## [GIVEN INSTRUCTION]
Gather every line below where "this" appears.

## [DATASET]
________________________________________

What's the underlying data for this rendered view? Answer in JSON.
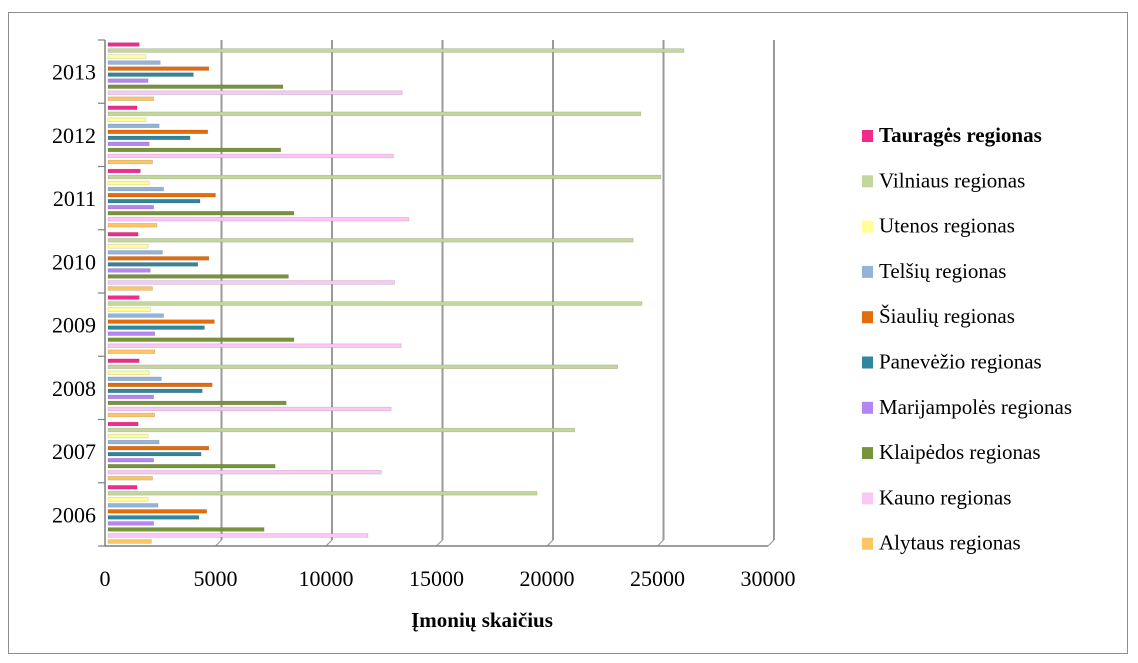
{
  "chart_data": {
    "type": "bar",
    "orientation": "horizontal",
    "grouped": true,
    "title": "",
    "xlabel": "Įmonių skaičius",
    "ylabel": "",
    "xlim": [
      0,
      30000
    ],
    "x_ticks": [
      0,
      5000,
      10000,
      15000,
      20000,
      25000,
      30000
    ],
    "x_tick_labels": [
      "0",
      "5000",
      "10000",
      "15000",
      "20000",
      "25000",
      "30000"
    ],
    "grid": "vertical",
    "legend_position": "right",
    "categories": [
      "2006",
      "2007",
      "2008",
      "2009",
      "2010",
      "2011",
      "2012",
      "2013"
    ],
    "series": [
      {
        "name": "Alytaus regionas",
        "color": "#fcc664",
        "values": [
          2100,
          2150,
          2250,
          2250,
          2150,
          2350,
          2150,
          2200
        ]
      },
      {
        "name": "Kauno regionas",
        "color": "#f9c8f4",
        "values": [
          11900,
          12500,
          12950,
          13400,
          13100,
          13750,
          13050,
          13450
        ]
      },
      {
        "name": "Klaipėdos regionas",
        "color": "#77933c",
        "values": [
          7200,
          7700,
          8200,
          8550,
          8300,
          8550,
          7950,
          8050
        ]
      },
      {
        "name": "Marijampolės regionas",
        "color": "#b585f2",
        "values": [
          2200,
          2200,
          2200,
          2250,
          2050,
          2200,
          2000,
          1950
        ]
      },
      {
        "name": "Panevėžio regionas",
        "color": "#31859c",
        "values": [
          4250,
          4350,
          4400,
          4500,
          4200,
          4300,
          3850,
          4000
        ]
      },
      {
        "name": "Šiaulių regionas",
        "color": "#e46c0a",
        "values": [
          4600,
          4700,
          4850,
          4950,
          4700,
          5000,
          4650,
          4700
        ]
      },
      {
        "name": "Telšių regionas",
        "color": "#95b3d7",
        "values": [
          2400,
          2450,
          2550,
          2650,
          2600,
          2650,
          2450,
          2500
        ]
      },
      {
        "name": "Utenos regionas",
        "color": "#ffff99",
        "values": [
          1950,
          1950,
          2000,
          2050,
          1950,
          2000,
          1850,
          1850
        ]
      },
      {
        "name": "Vilniaus regionas",
        "color": "#c3d69b",
        "values": [
          19550,
          21250,
          23200,
          24300,
          23900,
          25150,
          24250,
          26200
        ]
      },
      {
        "name": "Tauragės regionas",
        "color": "#f02b8c",
        "values": [
          1450,
          1500,
          1550,
          1550,
          1500,
          1600,
          1450,
          1550
        ]
      }
    ]
  }
}
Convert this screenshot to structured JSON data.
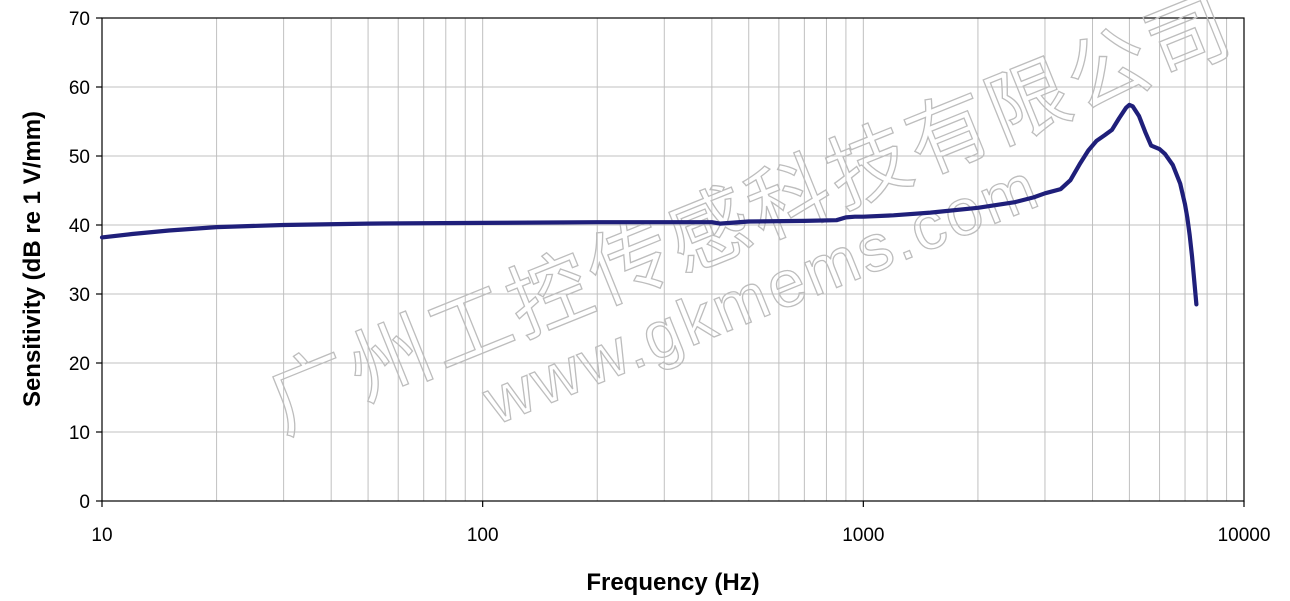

________________________________________

## [THE RESULT]
What's the underlying data for this rendered view? Answer in JSON.
Convert this screenshot to structured JSON data.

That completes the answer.